## Begin

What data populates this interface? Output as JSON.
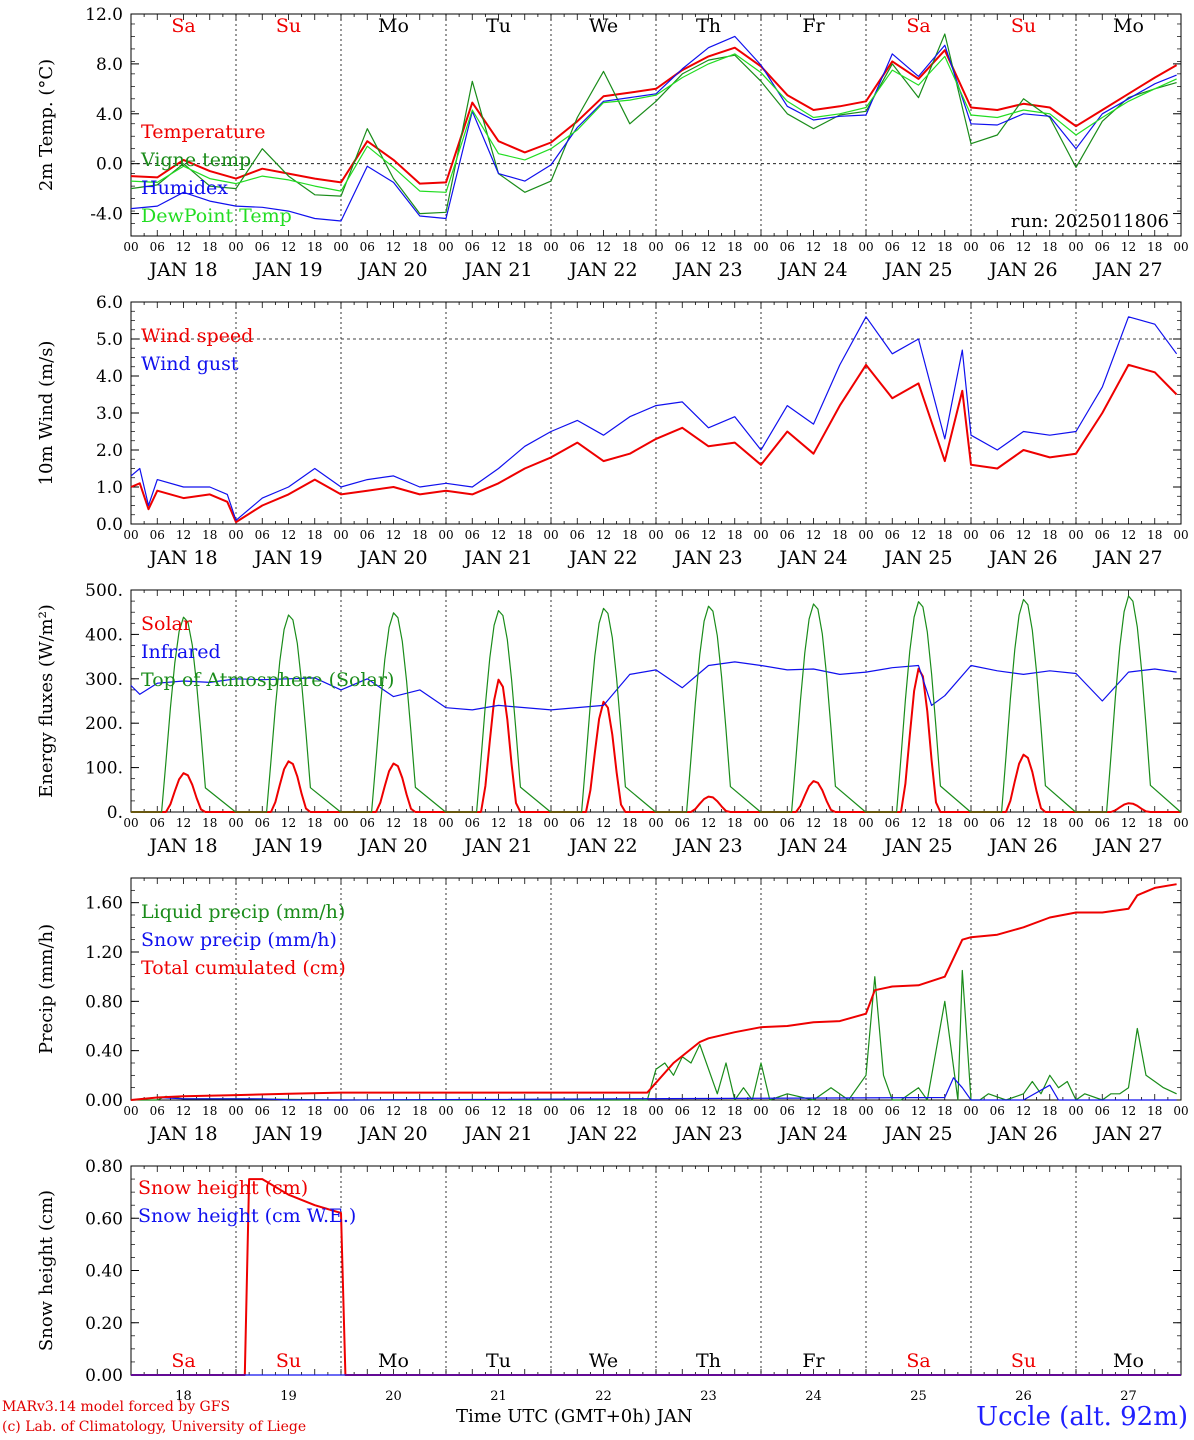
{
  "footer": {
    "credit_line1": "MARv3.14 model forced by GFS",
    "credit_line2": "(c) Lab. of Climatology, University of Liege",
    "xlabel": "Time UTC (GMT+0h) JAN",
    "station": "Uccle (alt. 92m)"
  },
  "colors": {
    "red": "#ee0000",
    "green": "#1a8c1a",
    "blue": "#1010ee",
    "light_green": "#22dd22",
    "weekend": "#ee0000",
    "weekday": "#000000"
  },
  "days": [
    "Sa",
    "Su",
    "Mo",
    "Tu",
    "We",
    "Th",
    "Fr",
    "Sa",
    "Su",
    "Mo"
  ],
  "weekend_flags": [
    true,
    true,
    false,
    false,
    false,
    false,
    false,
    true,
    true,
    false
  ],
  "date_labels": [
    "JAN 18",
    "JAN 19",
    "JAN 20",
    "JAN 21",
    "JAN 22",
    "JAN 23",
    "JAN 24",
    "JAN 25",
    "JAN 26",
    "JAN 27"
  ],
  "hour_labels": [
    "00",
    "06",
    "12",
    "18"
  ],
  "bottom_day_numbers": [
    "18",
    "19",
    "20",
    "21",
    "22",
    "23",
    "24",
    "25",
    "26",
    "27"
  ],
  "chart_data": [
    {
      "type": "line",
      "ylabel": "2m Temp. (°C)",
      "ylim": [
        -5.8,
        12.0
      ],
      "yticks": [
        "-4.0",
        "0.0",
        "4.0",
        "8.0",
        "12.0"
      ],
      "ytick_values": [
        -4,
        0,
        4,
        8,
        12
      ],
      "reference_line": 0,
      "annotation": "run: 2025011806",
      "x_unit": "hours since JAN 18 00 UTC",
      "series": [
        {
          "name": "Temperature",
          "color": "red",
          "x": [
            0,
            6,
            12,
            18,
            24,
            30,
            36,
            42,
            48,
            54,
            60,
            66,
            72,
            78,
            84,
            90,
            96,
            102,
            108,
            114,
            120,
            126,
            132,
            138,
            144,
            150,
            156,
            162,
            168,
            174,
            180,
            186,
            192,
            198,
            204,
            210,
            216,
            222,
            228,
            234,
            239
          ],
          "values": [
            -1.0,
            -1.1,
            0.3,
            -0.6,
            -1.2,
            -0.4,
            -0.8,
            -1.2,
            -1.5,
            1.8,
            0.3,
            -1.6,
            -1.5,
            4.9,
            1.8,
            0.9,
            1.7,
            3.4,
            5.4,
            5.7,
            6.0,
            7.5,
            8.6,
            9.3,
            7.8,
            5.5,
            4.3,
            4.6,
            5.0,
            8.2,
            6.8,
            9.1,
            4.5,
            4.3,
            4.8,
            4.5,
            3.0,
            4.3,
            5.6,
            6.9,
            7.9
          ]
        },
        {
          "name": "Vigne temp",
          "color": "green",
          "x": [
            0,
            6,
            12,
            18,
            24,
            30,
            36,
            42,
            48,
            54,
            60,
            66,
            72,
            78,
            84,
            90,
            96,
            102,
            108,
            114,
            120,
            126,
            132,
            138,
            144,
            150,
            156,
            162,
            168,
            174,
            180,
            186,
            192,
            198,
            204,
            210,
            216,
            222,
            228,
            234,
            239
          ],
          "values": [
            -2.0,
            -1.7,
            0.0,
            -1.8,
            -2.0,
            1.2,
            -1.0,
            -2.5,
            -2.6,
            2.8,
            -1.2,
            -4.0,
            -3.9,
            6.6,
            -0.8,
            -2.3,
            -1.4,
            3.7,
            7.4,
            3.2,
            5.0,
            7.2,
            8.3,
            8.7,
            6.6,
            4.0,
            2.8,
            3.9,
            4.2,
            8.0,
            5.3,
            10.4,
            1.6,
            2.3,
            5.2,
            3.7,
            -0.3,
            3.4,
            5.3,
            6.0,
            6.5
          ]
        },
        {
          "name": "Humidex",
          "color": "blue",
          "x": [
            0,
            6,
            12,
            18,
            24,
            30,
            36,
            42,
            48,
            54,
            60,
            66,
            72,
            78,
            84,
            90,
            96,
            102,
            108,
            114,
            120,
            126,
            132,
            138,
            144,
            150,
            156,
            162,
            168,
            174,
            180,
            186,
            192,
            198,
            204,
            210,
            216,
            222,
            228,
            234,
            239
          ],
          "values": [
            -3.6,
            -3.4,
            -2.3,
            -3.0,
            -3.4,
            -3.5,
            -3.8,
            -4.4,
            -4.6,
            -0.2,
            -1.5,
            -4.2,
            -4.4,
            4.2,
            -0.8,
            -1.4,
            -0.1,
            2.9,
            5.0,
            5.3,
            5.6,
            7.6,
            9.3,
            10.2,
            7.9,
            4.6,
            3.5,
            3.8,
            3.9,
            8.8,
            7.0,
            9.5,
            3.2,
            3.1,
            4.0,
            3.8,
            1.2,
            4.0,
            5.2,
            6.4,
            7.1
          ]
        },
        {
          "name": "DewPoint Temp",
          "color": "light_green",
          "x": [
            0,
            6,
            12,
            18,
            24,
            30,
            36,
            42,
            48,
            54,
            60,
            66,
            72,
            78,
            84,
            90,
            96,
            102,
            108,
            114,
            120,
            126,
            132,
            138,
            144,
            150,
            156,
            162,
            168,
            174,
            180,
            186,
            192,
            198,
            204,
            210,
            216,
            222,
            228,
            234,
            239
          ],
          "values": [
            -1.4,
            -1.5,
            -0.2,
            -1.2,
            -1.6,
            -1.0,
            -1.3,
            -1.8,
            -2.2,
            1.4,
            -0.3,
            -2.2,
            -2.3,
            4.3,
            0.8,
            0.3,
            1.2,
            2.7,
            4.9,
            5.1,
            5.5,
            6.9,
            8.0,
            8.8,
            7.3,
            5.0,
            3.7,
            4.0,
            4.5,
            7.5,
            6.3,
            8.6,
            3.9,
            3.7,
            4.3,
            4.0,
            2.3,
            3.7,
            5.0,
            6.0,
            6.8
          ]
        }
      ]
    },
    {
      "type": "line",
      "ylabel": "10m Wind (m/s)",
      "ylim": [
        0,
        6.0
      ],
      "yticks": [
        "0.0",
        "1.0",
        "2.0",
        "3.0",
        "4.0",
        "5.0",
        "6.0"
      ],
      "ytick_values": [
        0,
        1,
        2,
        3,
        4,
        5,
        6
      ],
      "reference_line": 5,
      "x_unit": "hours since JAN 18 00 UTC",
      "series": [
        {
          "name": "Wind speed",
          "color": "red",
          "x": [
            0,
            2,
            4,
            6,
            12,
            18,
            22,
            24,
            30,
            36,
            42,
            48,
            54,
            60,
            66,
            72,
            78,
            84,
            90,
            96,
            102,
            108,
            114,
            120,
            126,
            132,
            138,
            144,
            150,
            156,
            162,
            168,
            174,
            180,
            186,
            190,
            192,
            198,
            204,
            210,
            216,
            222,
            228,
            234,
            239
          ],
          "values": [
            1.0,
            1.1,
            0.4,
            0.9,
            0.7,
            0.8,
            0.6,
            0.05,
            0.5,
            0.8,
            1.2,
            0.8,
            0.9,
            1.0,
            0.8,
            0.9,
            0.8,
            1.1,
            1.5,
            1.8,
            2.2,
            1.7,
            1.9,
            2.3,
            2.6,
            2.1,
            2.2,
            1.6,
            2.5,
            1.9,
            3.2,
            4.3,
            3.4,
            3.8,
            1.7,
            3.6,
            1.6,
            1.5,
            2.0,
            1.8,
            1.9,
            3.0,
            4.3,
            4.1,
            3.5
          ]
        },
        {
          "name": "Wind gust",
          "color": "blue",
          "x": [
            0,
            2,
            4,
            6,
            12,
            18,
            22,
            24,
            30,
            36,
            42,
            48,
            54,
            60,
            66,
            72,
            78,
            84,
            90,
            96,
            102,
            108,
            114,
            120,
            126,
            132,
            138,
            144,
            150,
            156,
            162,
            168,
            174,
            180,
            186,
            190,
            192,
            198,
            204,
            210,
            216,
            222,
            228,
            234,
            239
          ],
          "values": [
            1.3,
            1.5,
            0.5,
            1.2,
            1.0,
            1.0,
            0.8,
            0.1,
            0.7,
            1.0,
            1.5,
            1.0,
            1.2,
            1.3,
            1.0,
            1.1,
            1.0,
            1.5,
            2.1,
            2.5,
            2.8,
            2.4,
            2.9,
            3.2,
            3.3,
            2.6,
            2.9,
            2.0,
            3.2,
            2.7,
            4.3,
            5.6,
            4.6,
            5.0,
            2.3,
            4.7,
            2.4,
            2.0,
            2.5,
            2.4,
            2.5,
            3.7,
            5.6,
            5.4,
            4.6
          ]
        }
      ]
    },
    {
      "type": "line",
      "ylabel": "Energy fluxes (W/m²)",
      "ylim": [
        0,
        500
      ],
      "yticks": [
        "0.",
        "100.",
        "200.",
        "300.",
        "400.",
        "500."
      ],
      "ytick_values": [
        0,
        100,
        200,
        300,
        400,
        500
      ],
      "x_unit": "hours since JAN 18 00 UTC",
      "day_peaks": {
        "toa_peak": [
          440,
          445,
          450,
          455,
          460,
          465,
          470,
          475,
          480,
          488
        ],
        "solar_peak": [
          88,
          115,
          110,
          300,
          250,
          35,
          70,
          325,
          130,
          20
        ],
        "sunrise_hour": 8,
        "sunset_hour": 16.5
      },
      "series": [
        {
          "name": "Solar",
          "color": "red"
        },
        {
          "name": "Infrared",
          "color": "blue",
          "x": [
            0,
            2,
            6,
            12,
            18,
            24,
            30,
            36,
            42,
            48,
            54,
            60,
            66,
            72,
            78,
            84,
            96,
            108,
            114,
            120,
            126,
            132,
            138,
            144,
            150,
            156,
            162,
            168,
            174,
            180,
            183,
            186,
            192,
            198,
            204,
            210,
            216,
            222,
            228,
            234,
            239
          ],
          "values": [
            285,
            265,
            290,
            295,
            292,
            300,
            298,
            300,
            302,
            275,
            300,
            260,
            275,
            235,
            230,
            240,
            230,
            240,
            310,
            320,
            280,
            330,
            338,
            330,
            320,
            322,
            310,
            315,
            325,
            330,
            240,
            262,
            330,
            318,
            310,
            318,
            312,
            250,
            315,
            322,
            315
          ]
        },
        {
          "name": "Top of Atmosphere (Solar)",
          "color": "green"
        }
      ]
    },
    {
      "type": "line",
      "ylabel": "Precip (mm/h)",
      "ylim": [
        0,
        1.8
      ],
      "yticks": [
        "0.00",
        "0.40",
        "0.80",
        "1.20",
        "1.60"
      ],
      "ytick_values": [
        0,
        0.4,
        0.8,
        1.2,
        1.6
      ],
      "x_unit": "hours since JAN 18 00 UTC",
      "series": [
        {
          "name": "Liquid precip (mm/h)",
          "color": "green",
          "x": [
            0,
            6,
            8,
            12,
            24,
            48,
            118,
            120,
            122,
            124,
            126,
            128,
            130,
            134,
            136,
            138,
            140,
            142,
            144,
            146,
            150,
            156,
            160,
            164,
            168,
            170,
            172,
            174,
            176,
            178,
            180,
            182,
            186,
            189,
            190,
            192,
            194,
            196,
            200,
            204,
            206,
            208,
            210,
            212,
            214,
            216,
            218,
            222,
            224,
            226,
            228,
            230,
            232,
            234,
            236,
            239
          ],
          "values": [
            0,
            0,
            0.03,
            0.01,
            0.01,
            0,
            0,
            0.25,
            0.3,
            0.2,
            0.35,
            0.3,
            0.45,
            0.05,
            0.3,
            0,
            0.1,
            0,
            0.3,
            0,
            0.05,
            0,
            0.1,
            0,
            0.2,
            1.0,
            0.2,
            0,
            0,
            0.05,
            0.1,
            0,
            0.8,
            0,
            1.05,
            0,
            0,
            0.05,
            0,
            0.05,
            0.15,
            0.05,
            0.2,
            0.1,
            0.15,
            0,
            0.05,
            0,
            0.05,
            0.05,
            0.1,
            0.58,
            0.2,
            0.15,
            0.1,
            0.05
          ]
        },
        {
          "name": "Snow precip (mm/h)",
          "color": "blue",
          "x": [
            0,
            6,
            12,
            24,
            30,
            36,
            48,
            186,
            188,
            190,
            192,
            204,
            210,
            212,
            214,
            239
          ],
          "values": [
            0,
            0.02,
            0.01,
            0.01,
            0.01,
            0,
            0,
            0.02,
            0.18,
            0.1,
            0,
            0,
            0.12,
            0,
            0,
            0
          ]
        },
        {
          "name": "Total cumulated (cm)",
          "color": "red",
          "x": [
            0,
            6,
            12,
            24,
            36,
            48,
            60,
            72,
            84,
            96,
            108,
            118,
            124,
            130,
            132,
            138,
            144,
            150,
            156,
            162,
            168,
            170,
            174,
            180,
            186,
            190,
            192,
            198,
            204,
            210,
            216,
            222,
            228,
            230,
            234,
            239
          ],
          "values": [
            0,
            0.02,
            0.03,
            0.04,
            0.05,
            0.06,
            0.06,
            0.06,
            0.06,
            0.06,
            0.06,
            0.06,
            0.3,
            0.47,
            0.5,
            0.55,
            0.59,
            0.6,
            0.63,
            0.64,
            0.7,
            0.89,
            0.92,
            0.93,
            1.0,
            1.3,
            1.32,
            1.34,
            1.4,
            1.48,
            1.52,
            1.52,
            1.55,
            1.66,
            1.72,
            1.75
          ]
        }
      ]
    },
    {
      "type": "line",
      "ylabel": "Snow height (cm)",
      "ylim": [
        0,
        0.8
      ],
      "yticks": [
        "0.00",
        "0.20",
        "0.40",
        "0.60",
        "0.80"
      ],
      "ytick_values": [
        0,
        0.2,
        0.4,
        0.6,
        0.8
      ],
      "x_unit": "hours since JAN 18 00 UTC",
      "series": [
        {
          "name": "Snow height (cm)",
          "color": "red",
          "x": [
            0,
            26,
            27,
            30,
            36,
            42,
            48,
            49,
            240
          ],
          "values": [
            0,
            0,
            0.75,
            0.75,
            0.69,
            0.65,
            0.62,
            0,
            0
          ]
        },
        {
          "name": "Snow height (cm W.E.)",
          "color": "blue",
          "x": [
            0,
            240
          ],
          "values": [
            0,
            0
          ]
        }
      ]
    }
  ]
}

## End

- **Work to complete**
Look above for every line with the word "Wind" and copy it.

- **Task answer**
      "ylabel": "10m Wind (m/s)",
          "name": "Wind speed",
          "name": "Wind gust",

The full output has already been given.